## Exercise
Output the records exactly. Include every line.
[start]
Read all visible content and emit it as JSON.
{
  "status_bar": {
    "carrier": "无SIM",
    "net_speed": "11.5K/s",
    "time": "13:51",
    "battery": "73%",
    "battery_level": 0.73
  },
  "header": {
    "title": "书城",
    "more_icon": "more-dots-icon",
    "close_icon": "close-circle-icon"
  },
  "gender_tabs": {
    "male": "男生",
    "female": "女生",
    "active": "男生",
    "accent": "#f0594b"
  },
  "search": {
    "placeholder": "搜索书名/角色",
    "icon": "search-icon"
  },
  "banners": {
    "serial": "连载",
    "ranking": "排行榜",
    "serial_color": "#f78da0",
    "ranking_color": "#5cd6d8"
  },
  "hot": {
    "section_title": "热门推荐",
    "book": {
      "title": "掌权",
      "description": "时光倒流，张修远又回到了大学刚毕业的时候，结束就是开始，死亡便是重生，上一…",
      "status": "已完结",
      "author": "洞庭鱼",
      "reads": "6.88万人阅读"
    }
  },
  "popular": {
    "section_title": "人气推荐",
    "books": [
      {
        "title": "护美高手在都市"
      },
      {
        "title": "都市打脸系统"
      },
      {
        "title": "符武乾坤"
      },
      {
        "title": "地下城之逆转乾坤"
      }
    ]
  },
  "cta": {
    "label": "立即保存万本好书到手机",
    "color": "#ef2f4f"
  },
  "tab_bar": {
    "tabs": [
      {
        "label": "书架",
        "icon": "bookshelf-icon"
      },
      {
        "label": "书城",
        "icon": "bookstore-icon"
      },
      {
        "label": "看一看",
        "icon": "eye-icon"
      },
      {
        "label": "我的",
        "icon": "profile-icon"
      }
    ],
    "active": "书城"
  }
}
[end]
## Answer to the exercise
Read all visible content and emit it as JSON.
{
  "status_bar": {
    "carrier": "无SIM",
    "net_speed": "11.5K/s",
    "time": "13:51",
    "battery": "73%",
    "battery_level": 0.73
  },
  "header": {
    "title": "书城",
    "more_icon": "more-dots-icon",
    "close_icon": "close-circle-icon"
  },
  "gender_tabs": {
    "male": "男生",
    "female": "女生",
    "active": "男生",
    "accent": "#f0594b"
  },
  "search": {
    "placeholder": "搜索书名/角色",
    "icon": "search-icon"
  },
  "banners": {
    "serial": "连载",
    "ranking": "排行榜",
    "serial_color": "#f78da0",
    "ranking_color": "#5cd6d8"
  },
  "hot": {
    "section_title": "热门推荐",
    "book": {
      "title": "掌权",
      "description": "时光倒流，张修远又回到了大学刚毕业的时候，结束就是开始，死亡便是重生，上一…",
      "status": "已完结",
      "author": "洞庭鱼",
      "reads": "6.88万人阅读"
    }
  },
  "popular": {
    "section_title": "人气推荐",
    "books": [
      {
        "title": "护美高手在都市"
      },
      {
        "title": "都市打脸系统"
      },
      {
        "title": "符武乾坤"
      },
      {
        "title": "地下城之逆转乾坤"
      }
    ]
  },
  "cta": {
    "label": "立即保存万本好书到手机",
    "color": "#ef2f4f"
  },
  "tab_bar": {
    "tabs": [
      {
        "label": "书架",
        "icon": "bookshelf-icon"
      },
      {
        "label": "书城",
        "icon": "bookstore-icon"
      },
      {
        "label": "看一看",
        "icon": "eye-icon"
      },
      {
        "label": "我的",
        "icon": "profile-icon"
      }
    ],
    "active": "书城"
  }
}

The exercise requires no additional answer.